**GOAL OF THE EXERCISE:** Check every line below for the word "représentant" and give only the number of lines where it appears.

**STORED ROWS:**
* * * * * * * * *

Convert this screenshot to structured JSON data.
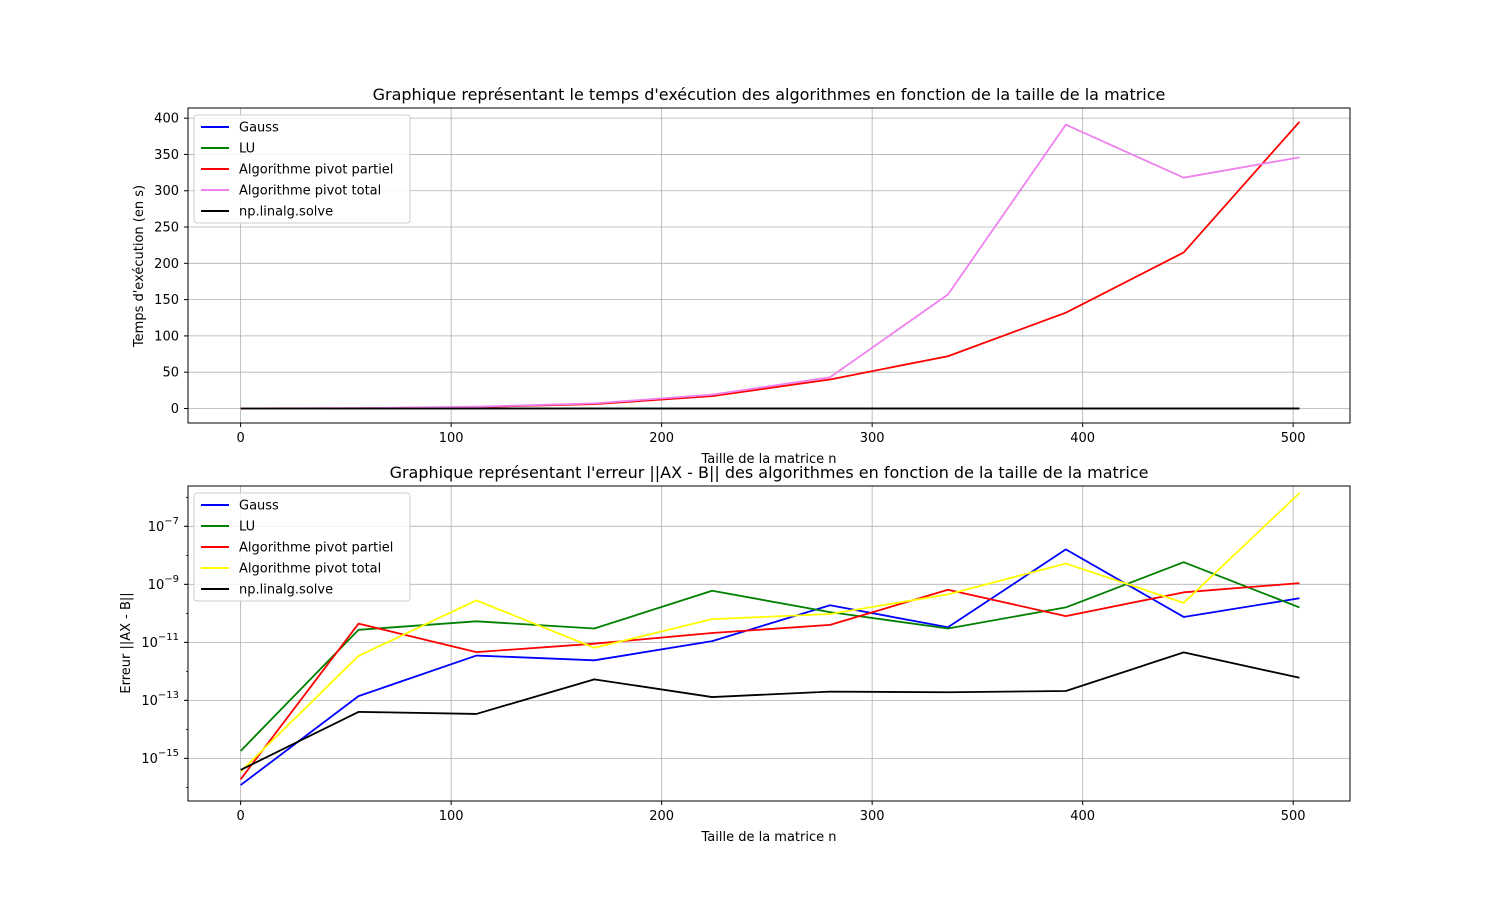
{
  "chart_data": [
    {
      "type": "line",
      "title": "Graphique représentant le temps d'exécution des algorithmes en fonction de la taille de la matrice",
      "xlabel": "Taille de la matrice n",
      "ylabel": "Temps d'exécution (en s)",
      "yscale": "linear",
      "xlim": [
        -25,
        527
      ],
      "ylim": [
        -20,
        414
      ],
      "xticks": [
        0,
        100,
        200,
        300,
        400,
        500
      ],
      "yticks": [
        0,
        50,
        100,
        150,
        200,
        250,
        300,
        350,
        400
      ],
      "grid": true,
      "legend_position": "upper-left",
      "x": [
        0,
        56,
        112,
        168,
        224,
        280,
        336,
        392,
        448,
        503
      ],
      "series": [
        {
          "name": "Gauss",
          "color": "#0000ff",
          "values": [
            0.001,
            0.002,
            0.003,
            0.004,
            0.005,
            0.006,
            0.007,
            0.008,
            0.009,
            0.01
          ]
        },
        {
          "name": "LU",
          "color": "#008000",
          "values": [
            0.001,
            0.002,
            0.003,
            0.004,
            0.005,
            0.006,
            0.007,
            0.008,
            0.009,
            0.01
          ]
        },
        {
          "name": "Algorithme pivot partiel",
          "color": "#ff0000",
          "values": [
            0,
            0.3,
            2,
            6,
            17,
            40,
            72,
            132,
            215,
            395
          ]
        },
        {
          "name": "Algorithme pivot total",
          "color": "#ee82ee",
          "values": [
            0,
            0.4,
            2.5,
            7,
            19,
            43,
            157,
            391,
            318,
            346
          ]
        },
        {
          "name": "np.linalg.solve",
          "color": "#000000",
          "values": [
            0,
            0,
            0,
            0,
            0,
            0,
            0,
            0,
            0,
            0
          ]
        }
      ]
    },
    {
      "type": "line",
      "title": "Graphique représentant l'erreur ||AX - B|| des algorithmes en fonction de la taille de la matrice",
      "xlabel": "Taille de la matrice n",
      "ylabel": "Erreur ||AX - B||",
      "yscale": "log",
      "xlim": [
        -25,
        527
      ],
      "ylim_exponent": [
        -16.47,
        -5.61
      ],
      "xticks": [
        0,
        100,
        200,
        300,
        400,
        500
      ],
      "ytick_exponents": [
        -15,
        -13,
        -11,
        -9,
        -7
      ],
      "ytick_labels": [
        "10",
        "10",
        "10",
        "10",
        "10"
      ],
      "ytick_superscripts": [
        "−15",
        "−13",
        "−11",
        "−9",
        "−7"
      ],
      "grid": true,
      "legend_position": "upper-left",
      "x": [
        0,
        56,
        112,
        168,
        224,
        280,
        336,
        392,
        448,
        503
      ],
      "series": [
        {
          "name": "Gauss",
          "color": "#0000ff",
          "values": [
            1.2e-16,
            1.4e-13,
            3.5e-12,
            2.4e-12,
            1.1e-11,
            1.9e-10,
            3.3e-11,
            1.6e-08,
            7.5e-11,
            3.3e-10
          ]
        },
        {
          "name": "LU",
          "color": "#008000",
          "values": [
            1.8e-15,
            2.7e-11,
            5.3e-11,
            3e-11,
            6e-10,
            1.1e-10,
            3e-11,
            1.6e-10,
            5.8e-09,
            1.6e-10
          ]
        },
        {
          "name": "Algorithme pivot partiel",
          "color": "#ff0000",
          "values": [
            1.9e-16,
            4.4e-11,
            4.6e-12,
            9e-12,
            2.1e-11,
            4e-11,
            6.5e-10,
            8e-11,
            5.3e-10,
            1.1e-09
          ]
        },
        {
          "name": "Algorithme pivot total",
          "color": "#ffff00",
          "values": [
            3.5e-16,
            3.4e-12,
            2.8e-10,
            6.5e-12,
            6.3e-11,
            9.5e-11,
            4.5e-10,
            5.2e-09,
            2.3e-10,
            1.4e-06
          ]
        },
        {
          "name": "np.linalg.solve",
          "color": "#000000",
          "values": [
            4e-16,
            4e-14,
            3.4e-14,
            5.3e-13,
            1.3e-13,
            2e-13,
            1.9e-13,
            2.1e-13,
            4.5e-12,
            6e-13
          ]
        }
      ]
    }
  ]
}
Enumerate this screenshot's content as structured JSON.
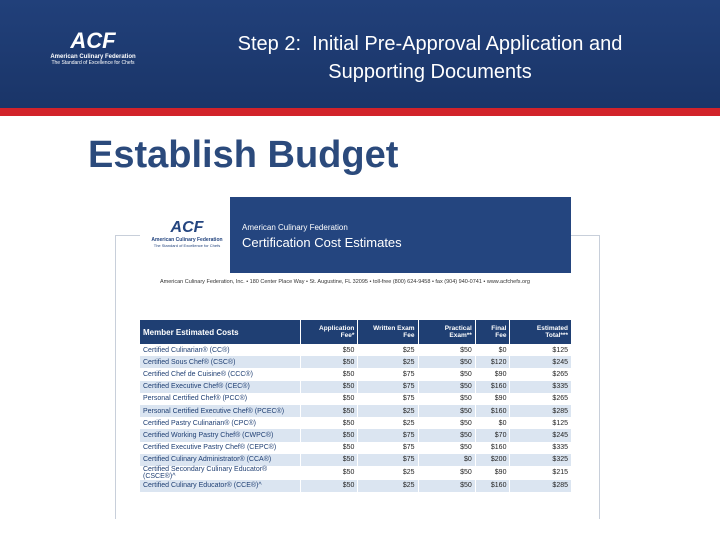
{
  "header": {
    "logo": {
      "mark": "ACF",
      "organization": "American Culinary Federation",
      "tagline": "The Standard of Excellence for Chefs"
    },
    "title_lines": [
      "Step 2:  Initial Pre-Approval Application and",
      "Supporting Documents"
    ]
  },
  "heading": "Establish Budget",
  "document": {
    "logo": {
      "mark": "ACF",
      "organization": "American Culinary Federation",
      "tagline": "The Standard of Excellence for Chefs"
    },
    "organization": "American Culinary Federation",
    "title": "Certification Cost Estimates",
    "address": "American Culinary Federation, Inc. • 180 Center Place Way • St. Augustine, FL 32095 • toll-free (800) 624-9458 • fax (904) 940-0741 • www.acfchefs.org",
    "table": {
      "columns": [
        "Member Estimated Costs",
        "Application Fee*",
        "Written Exam Fee",
        "Practical Exam**",
        "Final Fee",
        "Estimated Total***"
      ],
      "rows": [
        [
          "Certified Culinarian® (CC®)",
          "$50",
          "$25",
          "$50",
          "$0",
          "$125"
        ],
        [
          "Certified Sous Chef® (CSC®)",
          "$50",
          "$25",
          "$50",
          "$120",
          "$245"
        ],
        [
          "Certified Chef de Cuisine® (CCC®)",
          "$50",
          "$75",
          "$50",
          "$90",
          "$265"
        ],
        [
          "Certified Executive Chef® (CEC®)",
          "$50",
          "$75",
          "$50",
          "$160",
          "$335"
        ],
        [
          "Personal Certified Chef® (PCC®)",
          "$50",
          "$75",
          "$50",
          "$90",
          "$265"
        ],
        [
          "Personal Certified Executive Chef® (PCEC®)",
          "$50",
          "$25",
          "$50",
          "$160",
          "$285"
        ],
        [
          "Certified Pastry Culinarian® (CPC®)",
          "$50",
          "$25",
          "$50",
          "$0",
          "$125"
        ],
        [
          "Certified Working Pastry Chef® (CWPC®)",
          "$50",
          "$75",
          "$50",
          "$70",
          "$245"
        ],
        [
          "Certified Executive Pastry Chef® (CEPC®)",
          "$50",
          "$75",
          "$50",
          "$160",
          "$335"
        ],
        [
          "Certified Culinary Administrator® (CCA®)",
          "$50",
          "$75",
          "$0",
          "$200",
          "$325"
        ],
        [
          "Certified Secondary Culinary Educator® (CSCE®)^",
          "$50",
          "$25",
          "$50",
          "$90",
          "$215"
        ],
        [
          "Certified Culinary Educator® (CCE®)^",
          "$50",
          "$25",
          "$50",
          "$160",
          "$285"
        ]
      ]
    }
  }
}
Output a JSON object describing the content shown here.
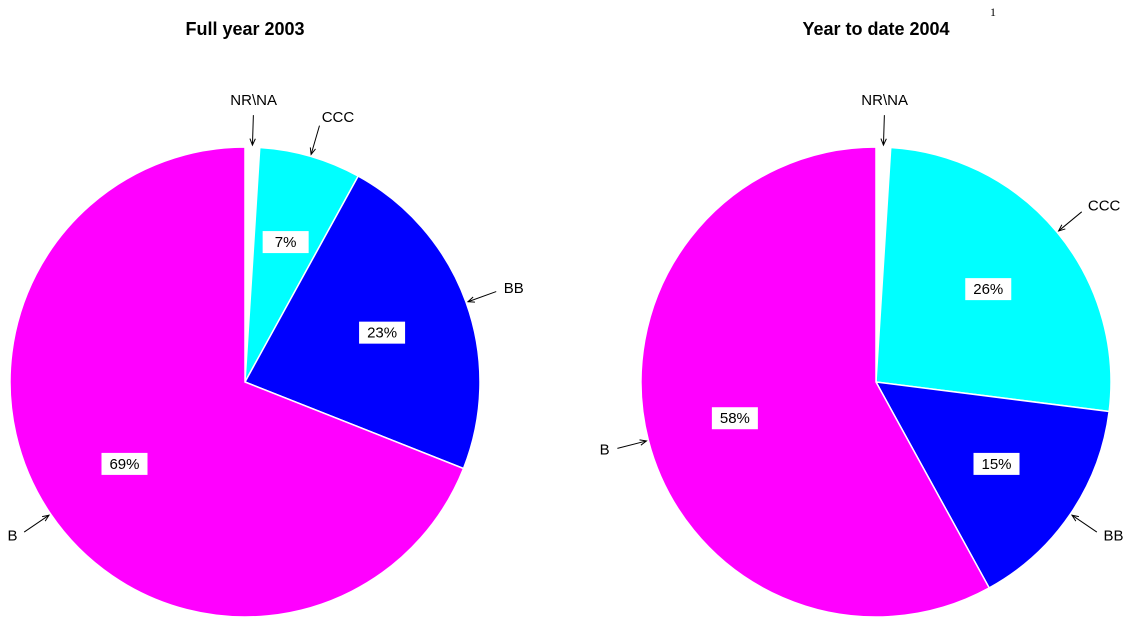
{
  "chart_data": [
    {
      "type": "pie",
      "title": "Full year 2003",
      "categories": [
        "NR\\NA",
        "CCC",
        "BB",
        "B"
      ],
      "values": [
        1,
        7,
        23,
        69
      ],
      "value_labels": [
        null,
        "7%",
        "23%",
        "69%"
      ],
      "colors": [
        "#ffffff",
        "#00ffff",
        "#0000ff",
        "#ff00ff"
      ]
    },
    {
      "type": "pie",
      "title": "Year to date 2004",
      "title_note": "1",
      "categories": [
        "NR\\NA",
        "CCC",
        "BB",
        "B"
      ],
      "values": [
        1,
        26,
        15,
        58
      ],
      "value_labels": [
        null,
        "26%",
        "15%",
        "58%"
      ],
      "colors": [
        "#ffffff",
        "#00ffff",
        "#0000ff",
        "#ff00ff"
      ]
    }
  ]
}
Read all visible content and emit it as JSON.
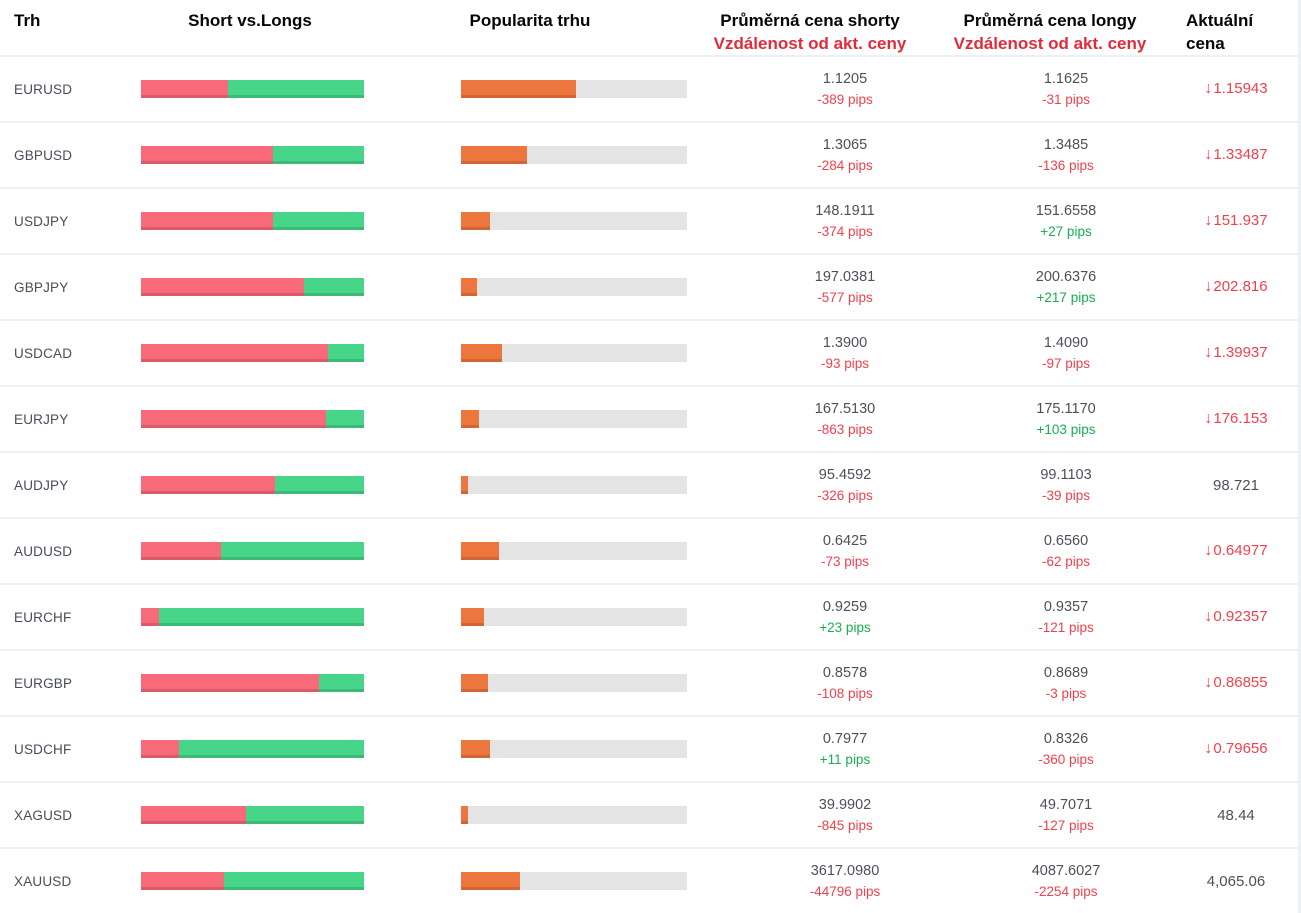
{
  "header": {
    "market": "Trh",
    "short_vs_longs": "Short vs.Longs",
    "popularity": "Popularita trhu",
    "avg_short_title": "Průměrná cena shorty",
    "avg_short_subtitle": "Vzdálenost od akt. ceny",
    "avg_long_title": "Průměrná cena longy",
    "avg_long_subtitle": "Vzdálenost od akt. ceny",
    "current_line1": "Aktuální",
    "current_line2": "cena"
  },
  "icons": {
    "down_arrow": "↓"
  },
  "colors": {
    "short_red": "#F8697A",
    "long_green": "#47D58A",
    "popularity_orange": "#ED753E",
    "track_gray": "#E4E4E4",
    "pips_red": "#F2414D",
    "pips_green": "#17AF52",
    "header_red": "#E12B38",
    "divider": "#EDF1F5"
  },
  "rows": [
    {
      "market": "EURUSD",
      "short_pct": 39,
      "popularity_pct": 51,
      "avg_short_price": "1.1205",
      "avg_short_pips": "-389 pips",
      "short_pips_positive": false,
      "avg_long_price": "1.1625",
      "avg_long_pips": "-31 pips",
      "long_pips_positive": false,
      "current_price": "1.15943",
      "current_direction": "down"
    },
    {
      "market": "GBPUSD",
      "short_pct": 59,
      "popularity_pct": 29,
      "avg_short_price": "1.3065",
      "avg_short_pips": "-284 pips",
      "short_pips_positive": false,
      "avg_long_price": "1.3485",
      "avg_long_pips": "-136 pips",
      "long_pips_positive": false,
      "current_price": "1.33487",
      "current_direction": "down"
    },
    {
      "market": "USDJPY",
      "short_pct": 59,
      "popularity_pct": 13,
      "avg_short_price": "148.1911",
      "avg_short_pips": "-374 pips",
      "short_pips_positive": false,
      "avg_long_price": "151.6558",
      "avg_long_pips": "+27 pips",
      "long_pips_positive": true,
      "current_price": "151.937",
      "current_direction": "down"
    },
    {
      "market": "GBPJPY",
      "short_pct": 73,
      "popularity_pct": 7,
      "avg_short_price": "197.0381",
      "avg_short_pips": "-577 pips",
      "short_pips_positive": false,
      "avg_long_price": "200.6376",
      "avg_long_pips": "+217 pips",
      "long_pips_positive": true,
      "current_price": "202.816",
      "current_direction": "down"
    },
    {
      "market": "USDCAD",
      "short_pct": 84,
      "popularity_pct": 18,
      "avg_short_price": "1.3900",
      "avg_short_pips": "-93 pips",
      "short_pips_positive": false,
      "avg_long_price": "1.4090",
      "avg_long_pips": "-97 pips",
      "long_pips_positive": false,
      "current_price": "1.39937",
      "current_direction": "down"
    },
    {
      "market": "EURJPY",
      "short_pct": 83,
      "popularity_pct": 8,
      "avg_short_price": "167.5130",
      "avg_short_pips": "-863 pips",
      "short_pips_positive": false,
      "avg_long_price": "175.1170",
      "avg_long_pips": "+103 pips",
      "long_pips_positive": true,
      "current_price": "176.153",
      "current_direction": "down"
    },
    {
      "market": "AUDJPY",
      "short_pct": 60,
      "popularity_pct": 3,
      "avg_short_price": "95.4592",
      "avg_short_pips": "-326 pips",
      "short_pips_positive": false,
      "avg_long_price": "99.1103",
      "avg_long_pips": "-39 pips",
      "long_pips_positive": false,
      "current_price": "98.721",
      "current_direction": "none"
    },
    {
      "market": "AUDUSD",
      "short_pct": 36,
      "popularity_pct": 17,
      "avg_short_price": "0.6425",
      "avg_short_pips": "-73 pips",
      "short_pips_positive": false,
      "avg_long_price": "0.6560",
      "avg_long_pips": "-62 pips",
      "long_pips_positive": false,
      "current_price": "0.64977",
      "current_direction": "down"
    },
    {
      "market": "EURCHF",
      "short_pct": 8,
      "popularity_pct": 10,
      "avg_short_price": "0.9259",
      "avg_short_pips": "+23 pips",
      "short_pips_positive": true,
      "avg_long_price": "0.9357",
      "avg_long_pips": "-121 pips",
      "long_pips_positive": false,
      "current_price": "0.92357",
      "current_direction": "down"
    },
    {
      "market": "EURGBP",
      "short_pct": 80,
      "popularity_pct": 12,
      "avg_short_price": "0.8578",
      "avg_short_pips": "-108 pips",
      "short_pips_positive": false,
      "avg_long_price": "0.8689",
      "avg_long_pips": "-3 pips",
      "long_pips_positive": false,
      "current_price": "0.86855",
      "current_direction": "down"
    },
    {
      "market": "USDCHF",
      "short_pct": 17,
      "popularity_pct": 13,
      "avg_short_price": "0.7977",
      "avg_short_pips": "+11 pips",
      "short_pips_positive": true,
      "avg_long_price": "0.8326",
      "avg_long_pips": "-360 pips",
      "long_pips_positive": false,
      "current_price": "0.79656",
      "current_direction": "down"
    },
    {
      "market": "XAGUSD",
      "short_pct": 47,
      "popularity_pct": 3,
      "avg_short_price": "39.9902",
      "avg_short_pips": "-845 pips",
      "short_pips_positive": false,
      "avg_long_price": "49.7071",
      "avg_long_pips": "-127 pips",
      "long_pips_positive": false,
      "current_price": "48.44",
      "current_direction": "none"
    },
    {
      "market": "XAUUSD",
      "short_pct": 37,
      "popularity_pct": 26,
      "avg_short_price": "3617.0980",
      "avg_short_pips": "-44796 pips",
      "short_pips_positive": false,
      "avg_long_price": "4087.6027",
      "avg_long_pips": "-2254 pips",
      "long_pips_positive": false,
      "current_price": "4,065.06",
      "current_direction": "none"
    }
  ]
}
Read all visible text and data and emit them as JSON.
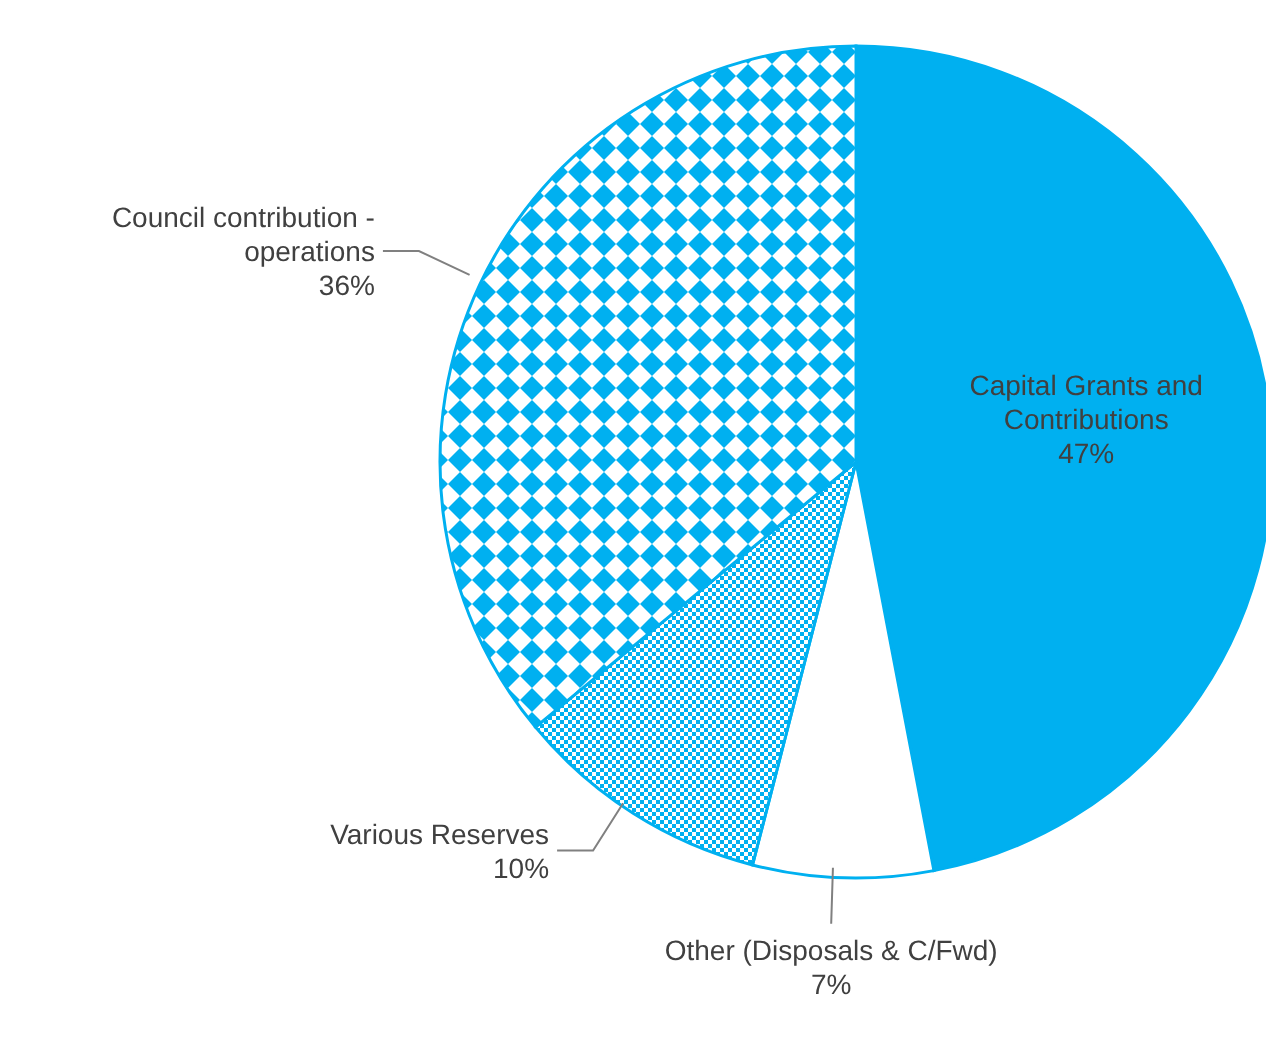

* * * * * * * * *

**TASK ANSWER:** 2